= What you need to do =
Repeat the entire listing exactly.

= Dataset excerpts =
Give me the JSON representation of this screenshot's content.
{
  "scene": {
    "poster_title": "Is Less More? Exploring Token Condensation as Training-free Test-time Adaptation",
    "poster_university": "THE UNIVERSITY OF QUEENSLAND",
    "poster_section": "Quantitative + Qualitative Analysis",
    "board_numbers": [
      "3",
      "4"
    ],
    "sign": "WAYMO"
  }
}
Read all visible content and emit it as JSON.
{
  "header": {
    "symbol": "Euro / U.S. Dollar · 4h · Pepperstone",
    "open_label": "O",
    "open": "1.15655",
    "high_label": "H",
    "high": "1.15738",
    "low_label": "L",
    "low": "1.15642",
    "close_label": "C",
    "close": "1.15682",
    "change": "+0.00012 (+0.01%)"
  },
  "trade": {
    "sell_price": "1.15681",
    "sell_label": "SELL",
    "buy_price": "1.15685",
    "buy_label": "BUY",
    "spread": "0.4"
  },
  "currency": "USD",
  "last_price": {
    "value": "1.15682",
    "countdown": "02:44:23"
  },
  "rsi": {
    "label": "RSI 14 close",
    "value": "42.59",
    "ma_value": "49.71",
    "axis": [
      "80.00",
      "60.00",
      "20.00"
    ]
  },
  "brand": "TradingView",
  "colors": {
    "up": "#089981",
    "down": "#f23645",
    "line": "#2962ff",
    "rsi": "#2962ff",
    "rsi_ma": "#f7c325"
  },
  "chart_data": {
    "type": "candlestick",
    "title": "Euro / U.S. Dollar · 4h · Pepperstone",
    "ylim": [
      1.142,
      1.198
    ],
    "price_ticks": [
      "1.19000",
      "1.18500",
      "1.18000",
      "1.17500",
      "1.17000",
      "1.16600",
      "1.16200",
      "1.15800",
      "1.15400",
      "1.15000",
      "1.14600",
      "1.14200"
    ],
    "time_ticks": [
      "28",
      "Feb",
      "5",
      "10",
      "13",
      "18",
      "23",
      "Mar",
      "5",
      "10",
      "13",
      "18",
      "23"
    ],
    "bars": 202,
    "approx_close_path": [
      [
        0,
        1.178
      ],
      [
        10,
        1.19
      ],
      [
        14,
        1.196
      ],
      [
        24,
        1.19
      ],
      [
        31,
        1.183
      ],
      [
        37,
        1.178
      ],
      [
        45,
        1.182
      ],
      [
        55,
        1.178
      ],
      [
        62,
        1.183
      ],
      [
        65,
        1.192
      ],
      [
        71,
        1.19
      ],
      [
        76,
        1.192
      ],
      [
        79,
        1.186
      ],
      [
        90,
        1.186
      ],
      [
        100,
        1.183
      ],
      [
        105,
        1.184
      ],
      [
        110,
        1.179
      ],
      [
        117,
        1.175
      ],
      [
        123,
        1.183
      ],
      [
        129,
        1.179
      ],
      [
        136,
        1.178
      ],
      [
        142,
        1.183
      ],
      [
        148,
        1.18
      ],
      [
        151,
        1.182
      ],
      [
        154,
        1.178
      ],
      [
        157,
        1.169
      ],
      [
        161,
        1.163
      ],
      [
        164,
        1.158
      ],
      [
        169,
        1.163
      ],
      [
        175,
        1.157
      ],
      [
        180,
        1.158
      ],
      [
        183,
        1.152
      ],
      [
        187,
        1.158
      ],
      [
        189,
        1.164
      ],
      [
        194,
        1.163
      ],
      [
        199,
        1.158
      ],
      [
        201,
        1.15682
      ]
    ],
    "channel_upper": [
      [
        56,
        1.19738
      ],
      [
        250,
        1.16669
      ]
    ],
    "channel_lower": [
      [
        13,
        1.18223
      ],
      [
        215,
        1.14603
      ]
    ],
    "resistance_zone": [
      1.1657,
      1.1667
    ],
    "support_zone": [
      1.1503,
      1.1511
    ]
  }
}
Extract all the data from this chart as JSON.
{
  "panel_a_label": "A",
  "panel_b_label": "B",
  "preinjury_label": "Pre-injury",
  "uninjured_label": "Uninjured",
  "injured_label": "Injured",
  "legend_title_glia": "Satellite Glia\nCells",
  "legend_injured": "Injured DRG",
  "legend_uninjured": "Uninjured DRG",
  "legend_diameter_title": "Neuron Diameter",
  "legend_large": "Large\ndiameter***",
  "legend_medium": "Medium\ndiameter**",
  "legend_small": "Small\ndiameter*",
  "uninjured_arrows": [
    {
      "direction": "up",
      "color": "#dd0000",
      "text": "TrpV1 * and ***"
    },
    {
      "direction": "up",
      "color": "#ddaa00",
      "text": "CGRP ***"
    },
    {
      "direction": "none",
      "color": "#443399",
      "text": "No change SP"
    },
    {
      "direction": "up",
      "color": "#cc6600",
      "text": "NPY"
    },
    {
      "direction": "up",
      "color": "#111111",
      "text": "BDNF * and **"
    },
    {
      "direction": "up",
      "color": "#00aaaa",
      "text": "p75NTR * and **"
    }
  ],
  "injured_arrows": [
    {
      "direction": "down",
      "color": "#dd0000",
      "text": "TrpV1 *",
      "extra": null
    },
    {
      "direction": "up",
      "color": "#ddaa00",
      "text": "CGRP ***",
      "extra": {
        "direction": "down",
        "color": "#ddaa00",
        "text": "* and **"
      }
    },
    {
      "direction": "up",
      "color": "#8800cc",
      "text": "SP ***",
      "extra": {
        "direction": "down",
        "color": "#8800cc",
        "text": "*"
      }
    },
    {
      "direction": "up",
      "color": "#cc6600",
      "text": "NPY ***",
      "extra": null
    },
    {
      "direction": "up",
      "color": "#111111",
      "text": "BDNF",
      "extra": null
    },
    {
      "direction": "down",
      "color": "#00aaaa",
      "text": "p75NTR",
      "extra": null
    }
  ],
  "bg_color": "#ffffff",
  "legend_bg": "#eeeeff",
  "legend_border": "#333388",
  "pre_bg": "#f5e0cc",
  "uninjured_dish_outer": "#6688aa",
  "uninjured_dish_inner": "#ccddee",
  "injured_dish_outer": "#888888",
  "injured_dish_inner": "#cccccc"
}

= Response to this task =
Give me the JSON representation of this screenshot's content.
{
  "scene": {
    "poster_title": "Is Less More? Exploring Token Condensation as Training-free Test-time Adaptation",
    "poster_university": "THE UNIVERSITY OF QUEENSLAND",
    "poster_section": "Quantitative + Qualitative Analysis",
    "board_numbers": [
      "3",
      "4"
    ],
    "sign": "WAYMO"
  }
}
Read all visible content and emit it as JSON.
{
  "header": {
    "symbol": "Euro / U.S. Dollar · 4h · Pepperstone",
    "open_label": "O",
    "open": "1.15655",
    "high_label": "H",
    "high": "1.15738",
    "low_label": "L",
    "low": "1.15642",
    "close_label": "C",
    "close": "1.15682",
    "change": "+0.00012 (+0.01%)"
  },
  "trade": {
    "sell_price": "1.15681",
    "sell_label": "SELL",
    "buy_price": "1.15685",
    "buy_label": "BUY",
    "spread": "0.4"
  },
  "currency": "USD",
  "last_price": {
    "value": "1.15682",
    "countdown": "02:44:23"
  },
  "rsi": {
    "label": "RSI 14 close",
    "value": "42.59",
    "ma_value": "49.71",
    "axis": [
      "80.00",
      "60.00",
      "20.00"
    ]
  },
  "brand": "TradingView",
  "colors": {
    "up": "#089981",
    "down": "#f23645",
    "line": "#2962ff",
    "rsi": "#2962ff",
    "rsi_ma": "#f7c325"
  },
  "chart_data": {
    "type": "candlestick",
    "title": "Euro / U.S. Dollar · 4h · Pepperstone",
    "ylim": [
      1.142,
      1.198
    ],
    "price_ticks": [
      "1.19000",
      "1.18500",
      "1.18000",
      "1.17500",
      "1.17000",
      "1.16600",
      "1.16200",
      "1.15800",
      "1.15400",
      "1.15000",
      "1.14600",
      "1.14200"
    ],
    "time_ticks": [
      "28",
      "Feb",
      "5",
      "10",
      "13",
      "18",
      "23",
      "Mar",
      "5",
      "10",
      "13",
      "18",
      "23"
    ],
    "bars": 202,
    "approx_close_path": [
      [
        0,
        1.178
      ],
      [
        10,
        1.19
      ],
      [
        14,
        1.196
      ],
      [
        24,
        1.19
      ],
      [
        31,
        1.183
      ],
      [
        37,
        1.178
      ],
      [
        45,
        1.182
      ],
      [
        55,
        1.178
      ],
      [
        62,
        1.183
      ],
      [
        65,
        1.192
      ],
      [
        71,
        1.19
      ],
      [
        76,
        1.192
      ],
      [
        79,
        1.186
      ],
      [
        90,
        1.186
      ],
      [
        100,
        1.183
      ],
      [
        105,
        1.184
      ],
      [
        110,
        1.179
      ],
      [
        117,
        1.175
      ],
      [
        123,
        1.183
      ],
      [
        129,
        1.179
      ],
      [
        136,
        1.178
      ],
      [
        142,
        1.183
      ],
      [
        148,
        1.18
      ],
      [
        151,
        1.182
      ],
      [
        154,
        1.178
      ],
      [
        157,
        1.169
      ],
      [
        161,
        1.163
      ],
      [
        164,
        1.158
      ],
      [
        169,
        1.163
      ],
      [
        175,
        1.157
      ],
      [
        180,
        1.158
      ],
      [
        183,
        1.152
      ],
      [
        187,
        1.158
      ],
      [
        189,
        1.164
      ],
      [
        194,
        1.163
      ],
      [
        199,
        1.158
      ],
      [
        201,
        1.15682
      ]
    ],
    "channel_upper": [
      [
        56,
        1.19738
      ],
      [
        250,
        1.16669
      ]
    ],
    "channel_lower": [
      [
        13,
        1.18223
      ],
      [
        215,
        1.14603
      ]
    ],
    "resistance_zone": [
      1.1657,
      1.1667
    ],
    "support_zone": [
      1.1503,
      1.1511
    ]
  }
}
Extract all the data from this chart as JSON.
{
  "panel_a_label": "A",
  "panel_b_label": "B",
  "preinjury_label": "Pre-injury",
  "uninjured_label": "Uninjured",
  "injured_label": "Injured",
  "legend_title_glia": "Satellite Glia\nCells",
  "legend_injured": "Injured DRG",
  "legend_uninjured": "Uninjured DRG",
  "legend_diameter_title": "Neuron Diameter",
  "legend_large": "Large\ndiameter***",
  "legend_medium": "Medium\ndiameter**",
  "legend_small": "Small\ndiameter*",
  "uninjured_arrows": [
    {
      "direction": "up",
      "color": "#dd0000",
      "text": "TrpV1 * and ***"
    },
    {
      "direction": "up",
      "color": "#ddaa00",
      "text": "CGRP ***"
    },
    {
      "direction": "none",
      "color": "#443399",
      "text": "No change SP"
    },
    {
      "direction": "up",
      "color": "#cc6600",
      "text": "NPY"
    },
    {
      "direction": "up",
      "color": "#111111",
      "text": "BDNF * and **"
    },
    {
      "direction": "up",
      "color": "#00aaaa",
      "text": "p75NTR * and **"
    }
  ],
  "injured_arrows": [
    {
      "direction": "down",
      "color": "#dd0000",
      "text": "TrpV1 *",
      "extra": null
    },
    {
      "direction": "up",
      "color": "#ddaa00",
      "text": "CGRP ***",
      "extra": {
        "direction": "down",
        "color": "#ddaa00",
        "text": "* and **"
      }
    },
    {
      "direction": "up",
      "color": "#8800cc",
      "text": "SP ***",
      "extra": {
        "direction": "down",
        "color": "#8800cc",
        "text": "*"
      }
    },
    {
      "direction": "up",
      "color": "#cc6600",
      "text": "NPY ***",
      "extra": null
    },
    {
      "direction": "up",
      "color": "#111111",
      "text": "BDNF",
      "extra": null
    },
    {
      "direction": "down",
      "color": "#00aaaa",
      "text": "p75NTR",
      "extra": null
    }
  ],
  "bg_color": "#ffffff",
  "legend_bg": "#eeeeff",
  "legend_border": "#333388",
  "pre_bg": "#f5e0cc",
  "uninjured_dish_outer": "#6688aa",
  "uninjured_dish_inner": "#ccddee",
  "injured_dish_outer": "#888888",
  "injured_dish_inner": "#cccccc"
}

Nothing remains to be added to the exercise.